[Work to do] Quote each line of the material verbatim, without the pictures.

(Dataset entries on figures)
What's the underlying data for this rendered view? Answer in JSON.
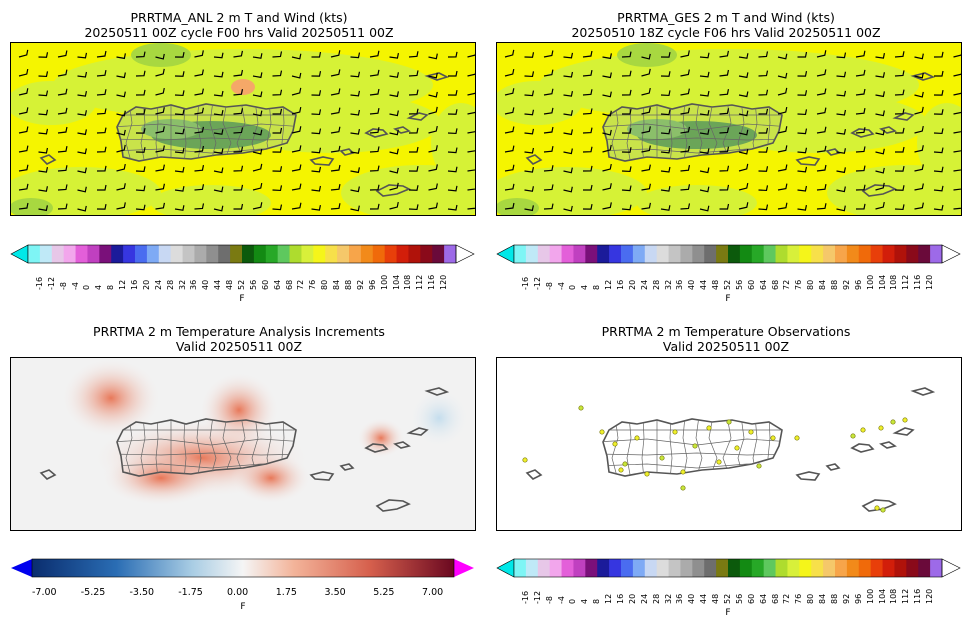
{
  "panels": {
    "tl": {
      "title1": "PRRTMA_ANL 2 m T and Wind (kts)",
      "title2": "20250511 00Z cycle F00 hrs Valid 20250511 00Z"
    },
    "tr": {
      "title1": "PRRTMA_GES 2 m T and Wind (kts)",
      "title2": "20250510 18Z cycle F06 hrs Valid 20250511 00Z"
    },
    "bl": {
      "title1": "PRRTMA 2 m Temperature Analysis Increments",
      "title2": "Valid 20250511 00Z"
    },
    "br": {
      "title1": "PRRTMA 2 m Temperature Observations",
      "title2": "Valid 20250511 00Z"
    }
  },
  "colorbar_temp": {
    "unit": "F",
    "ticks": [
      "-16",
      "-12",
      "-8",
      "-4",
      "0",
      "4",
      "8",
      "12",
      "16",
      "20",
      "24",
      "28",
      "32",
      "36",
      "40",
      "44",
      "48",
      "52",
      "56",
      "60",
      "64",
      "68",
      "72",
      "76",
      "80",
      "84",
      "88",
      "92",
      "96",
      "100",
      "104",
      "108",
      "112",
      "116",
      "120"
    ],
    "colors": [
      "#7ef5f5",
      "#bfe9f7",
      "#e7c7e8",
      "#f2a6ec",
      "#e35fd9",
      "#c040c0",
      "#7a107a",
      "#1b1b9a",
      "#3636e0",
      "#4a6cf0",
      "#7eaaf5",
      "#c8d8f3",
      "#dcdcdc",
      "#c4c4c4",
      "#ababab",
      "#8f8f8f",
      "#6e6e6e",
      "#7a7a12",
      "#0c5a0c",
      "#138a13",
      "#27a827",
      "#5ec85e",
      "#aedc2e",
      "#d8f03a",
      "#f5f51a",
      "#f7e04a",
      "#f5c86a",
      "#f7a54a",
      "#f28a1a",
      "#f06a0a",
      "#e83f0a",
      "#d21e0a",
      "#b0120a",
      "#8a0a1a",
      "#6a0a3a",
      "#9d6ae8"
    ],
    "under_color": "#00e8e8",
    "over_color": "#ffffff"
  },
  "colorbar_incr": {
    "unit": "F",
    "ticks": [
      "-7.00",
      "-5.25",
      "-3.50",
      "-1.75",
      "0.00",
      "1.75",
      "3.50",
      "5.25",
      "7.00"
    ],
    "under_color": "#0000ee",
    "over_color": "#ff00ff"
  },
  "map_colors": {
    "ocean_yellow": "#f5f500",
    "land_green": "#d6f236",
    "mid_green": "#a8d840",
    "dark_green": "#5a9a5a",
    "orange": "#f5a868"
  }
}
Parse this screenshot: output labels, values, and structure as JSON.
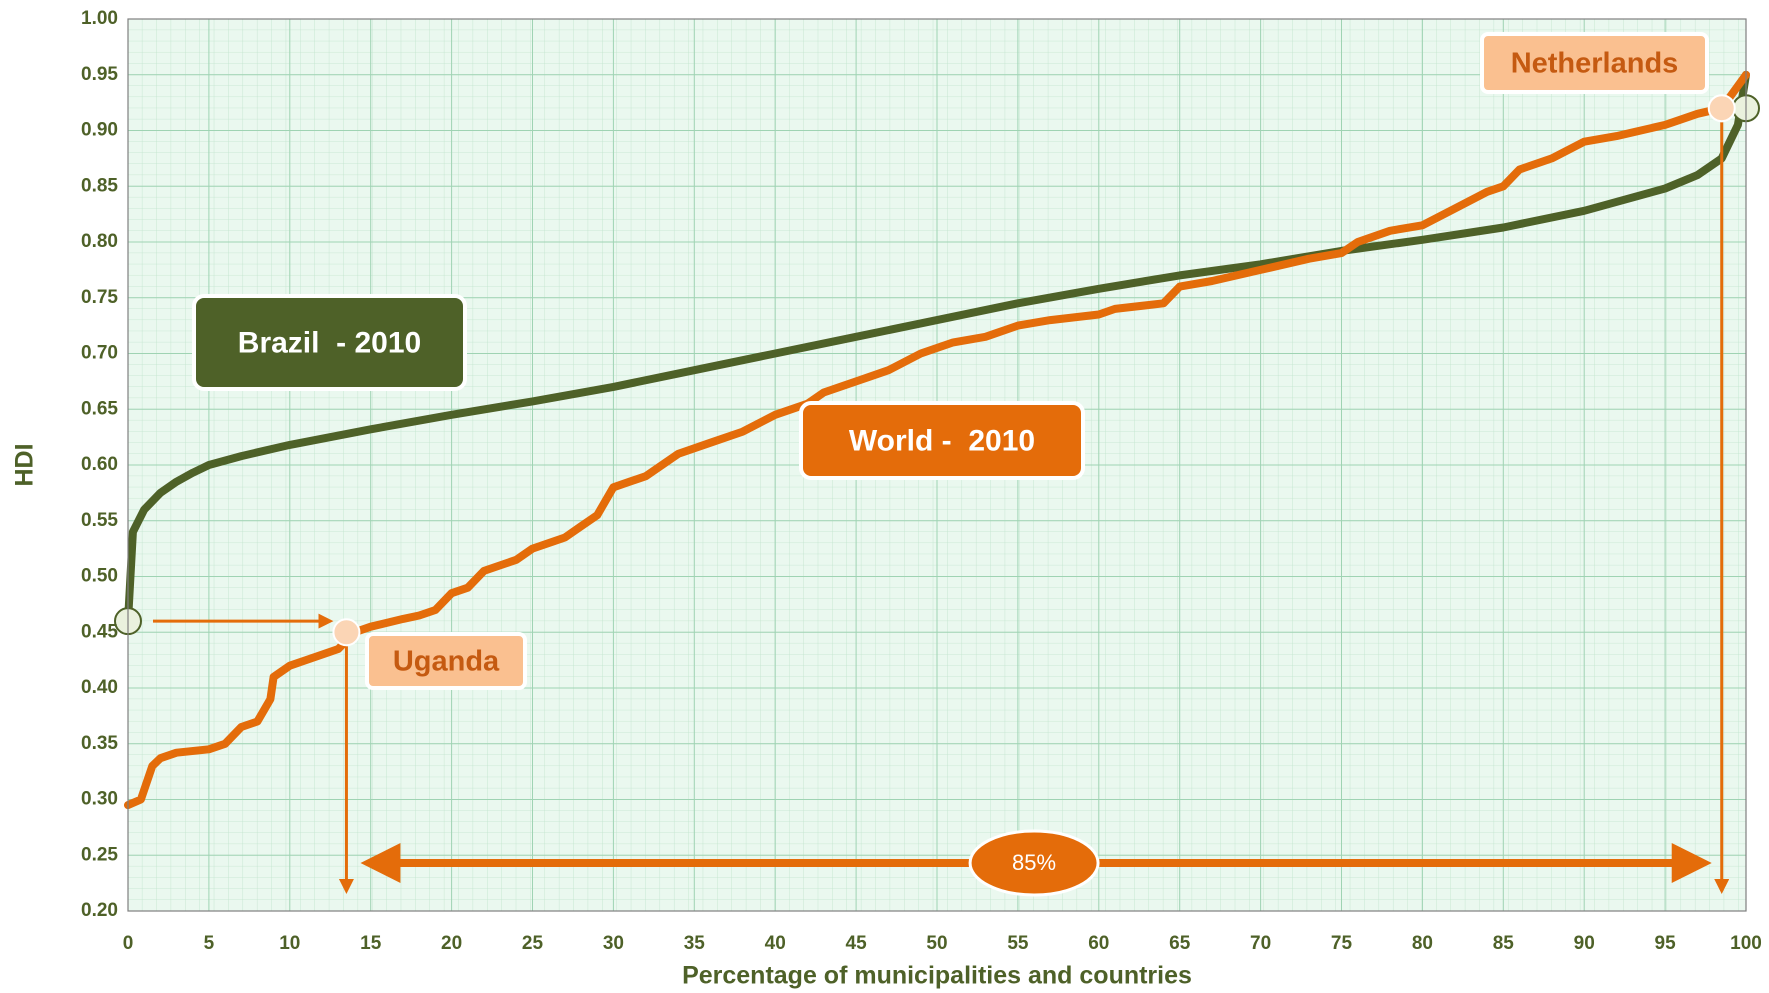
{
  "chart_data": {
    "type": "line",
    "x_label": "Percentage of municipalities and countries",
    "y_label": "HDI",
    "xlim": [
      0,
      100
    ],
    "xticks": [
      0,
      5,
      10,
      15,
      20,
      25,
      30,
      35,
      40,
      45,
      50,
      55,
      60,
      65,
      70,
      75,
      80,
      85,
      90,
      95,
      100
    ],
    "ylim": [
      0.2,
      1.0
    ],
    "yticks": [
      {
        "value": 0.2,
        "label": "0.20"
      },
      {
        "value": 0.25,
        "label": "0.25"
      },
      {
        "value": 0.3,
        "label": "0.30"
      },
      {
        "value": 0.35,
        "label": "0.35"
      },
      {
        "value": 0.4,
        "label": "0.40"
      },
      {
        "value": 0.45,
        "label": "0.45"
      },
      {
        "value": 0.5,
        "label": "0.50"
      },
      {
        "value": 0.55,
        "label": "0.55"
      },
      {
        "value": 0.6,
        "label": "0.60"
      },
      {
        "value": 0.65,
        "label": "0.65"
      },
      {
        "value": 0.7,
        "label": "0.70"
      },
      {
        "value": 0.75,
        "label": "0.75"
      },
      {
        "value": 0.8,
        "label": "0.80"
      },
      {
        "value": 0.85,
        "label": "0.85"
      },
      {
        "value": 0.9,
        "label": "0.90"
      },
      {
        "value": 0.95,
        "label": "0.95"
      },
      {
        "value": 1.0,
        "label": "1.00"
      }
    ],
    "grid": true,
    "series": [
      {
        "name": "Brazil  - 2010",
        "color": "#4e6128",
        "x": [
          0,
          0.3,
          1,
          2,
          3,
          4,
          5,
          7,
          10,
          15,
          20,
          25,
          30,
          35,
          40,
          45,
          50,
          55,
          60,
          65,
          70,
          75,
          80,
          85,
          90,
          95,
          97,
          98.5,
          99.5,
          100
        ],
        "values": [
          0.46,
          0.54,
          0.56,
          0.575,
          0.585,
          0.593,
          0.6,
          0.608,
          0.618,
          0.632,
          0.645,
          0.657,
          0.67,
          0.685,
          0.7,
          0.715,
          0.73,
          0.745,
          0.758,
          0.77,
          0.78,
          0.792,
          0.802,
          0.813,
          0.828,
          0.848,
          0.86,
          0.875,
          0.905,
          0.95
        ]
      },
      {
        "name": "World -  2010",
        "color": "#e46c0a",
        "x": [
          0,
          0.8,
          1.5,
          2,
          3,
          5,
          6,
          7,
          8,
          8.8,
          9,
          10,
          11,
          13,
          14,
          15,
          17,
          18,
          19,
          20,
          21,
          22,
          24,
          25,
          27,
          28,
          29,
          30,
          31,
          32,
          34,
          36,
          38,
          40,
          42,
          43,
          45,
          47,
          49,
          51,
          53,
          55,
          57,
          60,
          61,
          64,
          65,
          67,
          70,
          73,
          75,
          76,
          78,
          80,
          82,
          84,
          85,
          86,
          88,
          90,
          92,
          95,
          97,
          98.5,
          99,
          100
        ],
        "values": [
          0.295,
          0.3,
          0.33,
          0.337,
          0.342,
          0.345,
          0.35,
          0.365,
          0.37,
          0.39,
          0.41,
          0.42,
          0.425,
          0.435,
          0.45,
          0.455,
          0.462,
          0.465,
          0.47,
          0.485,
          0.49,
          0.505,
          0.515,
          0.525,
          0.535,
          0.545,
          0.555,
          0.58,
          0.585,
          0.59,
          0.61,
          0.62,
          0.63,
          0.645,
          0.655,
          0.665,
          0.675,
          0.685,
          0.7,
          0.71,
          0.715,
          0.725,
          0.73,
          0.735,
          0.74,
          0.745,
          0.76,
          0.765,
          0.775,
          0.785,
          0.79,
          0.8,
          0.81,
          0.815,
          0.83,
          0.845,
          0.85,
          0.865,
          0.875,
          0.89,
          0.895,
          0.905,
          0.915,
          0.92,
          0.93,
          0.95
        ]
      }
    ],
    "annotations": [
      {
        "text": "Uganda",
        "x": 13.5,
        "y": 0.45
      },
      {
        "text": "Netherlands",
        "x": 98.5,
        "y": 0.92
      }
    ],
    "span_label": "85%"
  }
}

[Exercise output]
What's the underlying data for this rendered view? Answer in JSON.
{
  "panels": {
    "tl": {
      "title1": "PRRTMA_ANL 2 m T and Wind (kts)",
      "title2": "20250511 00Z cycle F00 hrs Valid 20250511 00Z"
    },
    "tr": {
      "title1": "PRRTMA_GES 2 m T and Wind (kts)",
      "title2": "20250510 18Z cycle F06 hrs Valid 20250511 00Z"
    },
    "bl": {
      "title1": "PRRTMA 2 m Temperature Analysis Increments",
      "title2": "Valid 20250511 00Z"
    },
    "br": {
      "title1": "PRRTMA 2 m Temperature Observations",
      "title2": "Valid 20250511 00Z"
    }
  },
  "colorbar_temp": {
    "unit": "F",
    "ticks": [
      "-16",
      "-12",
      "-8",
      "-4",
      "0",
      "4",
      "8",
      "12",
      "16",
      "20",
      "24",
      "28",
      "32",
      "36",
      "40",
      "44",
      "48",
      "52",
      "56",
      "60",
      "64",
      "68",
      "72",
      "76",
      "80",
      "84",
      "88",
      "92",
      "96",
      "100",
      "104",
      "108",
      "112",
      "116",
      "120"
    ],
    "colors": [
      "#7ef5f5",
      "#bfe9f7",
      "#e7c7e8",
      "#f2a6ec",
      "#e35fd9",
      "#c040c0",
      "#7a107a",
      "#1b1b9a",
      "#3636e0",
      "#4a6cf0",
      "#7eaaf5",
      "#c8d8f3",
      "#dcdcdc",
      "#c4c4c4",
      "#ababab",
      "#8f8f8f",
      "#6e6e6e",
      "#7a7a12",
      "#0c5a0c",
      "#138a13",
      "#27a827",
      "#5ec85e",
      "#aedc2e",
      "#d8f03a",
      "#f5f51a",
      "#f7e04a",
      "#f5c86a",
      "#f7a54a",
      "#f28a1a",
      "#f06a0a",
      "#e83f0a",
      "#d21e0a",
      "#b0120a",
      "#8a0a1a",
      "#6a0a3a",
      "#9d6ae8"
    ],
    "under_color": "#00e8e8",
    "over_color": "#ffffff"
  },
  "colorbar_incr": {
    "unit": "F",
    "ticks": [
      "-7.00",
      "-5.25",
      "-3.50",
      "-1.75",
      "0.00",
      "1.75",
      "3.50",
      "5.25",
      "7.00"
    ],
    "under_color": "#0000ee",
    "over_color": "#ff00ff"
  },
  "map_colors": {
    "ocean_yellow": "#f5f500",
    "land_green": "#d6f236",
    "mid_green": "#a8d840",
    "dark_green": "#5a9a5a",
    "orange": "#f5a868"
  }
}
Parse this screenshot: output labels, values, and structure as JSON.
{
  "chart_data": {
    "type": "line",
    "x_label": "Percentage of municipalities and countries",
    "y_label": "HDI",
    "xlim": [
      0,
      100
    ],
    "xticks": [
      0,
      5,
      10,
      15,
      20,
      25,
      30,
      35,
      40,
      45,
      50,
      55,
      60,
      65,
      70,
      75,
      80,
      85,
      90,
      95,
      100
    ],
    "ylim": [
      0.2,
      1.0
    ],
    "yticks": [
      {
        "value": 0.2,
        "label": "0.20"
      },
      {
        "value": 0.25,
        "label": "0.25"
      },
      {
        "value": 0.3,
        "label": "0.30"
      },
      {
        "value": 0.35,
        "label": "0.35"
      },
      {
        "value": 0.4,
        "label": "0.40"
      },
      {
        "value": 0.45,
        "label": "0.45"
      },
      {
        "value": 0.5,
        "label": "0.50"
      },
      {
        "value": 0.55,
        "label": "0.55"
      },
      {
        "value": 0.6,
        "label": "0.60"
      },
      {
        "value": 0.65,
        "label": "0.65"
      },
      {
        "value": 0.7,
        "label": "0.70"
      },
      {
        "value": 0.75,
        "label": "0.75"
      },
      {
        "value": 0.8,
        "label": "0.80"
      },
      {
        "value": 0.85,
        "label": "0.85"
      },
      {
        "value": 0.9,
        "label": "0.90"
      },
      {
        "value": 0.95,
        "label": "0.95"
      },
      {
        "value": 1.0,
        "label": "1.00"
      }
    ],
    "grid": true,
    "series": [
      {
        "name": "Brazil  - 2010",
        "color": "#4e6128",
        "x": [
          0,
          0.3,
          1,
          2,
          3,
          4,
          5,
          7,
          10,
          15,
          20,
          25,
          30,
          35,
          40,
          45,
          50,
          55,
          60,
          65,
          70,
          75,
          80,
          85,
          90,
          95,
          97,
          98.5,
          99.5,
          100
        ],
        "values": [
          0.46,
          0.54,
          0.56,
          0.575,
          0.585,
          0.593,
          0.6,
          0.608,
          0.618,
          0.632,
          0.645,
          0.657,
          0.67,
          0.685,
          0.7,
          0.715,
          0.73,
          0.745,
          0.758,
          0.77,
          0.78,
          0.792,
          0.802,
          0.813,
          0.828,
          0.848,
          0.86,
          0.875,
          0.905,
          0.95
        ]
      },
      {
        "name": "World -  2010",
        "color": "#e46c0a",
        "x": [
          0,
          0.8,
          1.5,
          2,
          3,
          5,
          6,
          7,
          8,
          8.8,
          9,
          10,
          11,
          13,
          14,
          15,
          17,
          18,
          19,
          20,
          21,
          22,
          24,
          25,
          27,
          28,
          29,
          30,
          31,
          32,
          34,
          36,
          38,
          40,
          42,
          43,
          45,
          47,
          49,
          51,
          53,
          55,
          57,
          60,
          61,
          64,
          65,
          67,
          70,
          73,
          75,
          76,
          78,
          80,
          82,
          84,
          85,
          86,
          88,
          90,
          92,
          95,
          97,
          98.5,
          99,
          100
        ],
        "values": [
          0.295,
          0.3,
          0.33,
          0.337,
          0.342,
          0.345,
          0.35,
          0.365,
          0.37,
          0.39,
          0.41,
          0.42,
          0.425,
          0.435,
          0.45,
          0.455,
          0.462,
          0.465,
          0.47,
          0.485,
          0.49,
          0.505,
          0.515,
          0.525,
          0.535,
          0.545,
          0.555,
          0.58,
          0.585,
          0.59,
          0.61,
          0.62,
          0.63,
          0.645,
          0.655,
          0.665,
          0.675,
          0.685,
          0.7,
          0.71,
          0.715,
          0.725,
          0.73,
          0.735,
          0.74,
          0.745,
          0.76,
          0.765,
          0.775,
          0.785,
          0.79,
          0.8,
          0.81,
          0.815,
          0.83,
          0.845,
          0.85,
          0.865,
          0.875,
          0.89,
          0.895,
          0.905,
          0.915,
          0.92,
          0.93,
          0.95
        ]
      }
    ],
    "annotations": [
      {
        "text": "Uganda",
        "x": 13.5,
        "y": 0.45
      },
      {
        "text": "Netherlands",
        "x": 98.5,
        "y": 0.92
      }
    ],
    "span_label": "85%"
  }
}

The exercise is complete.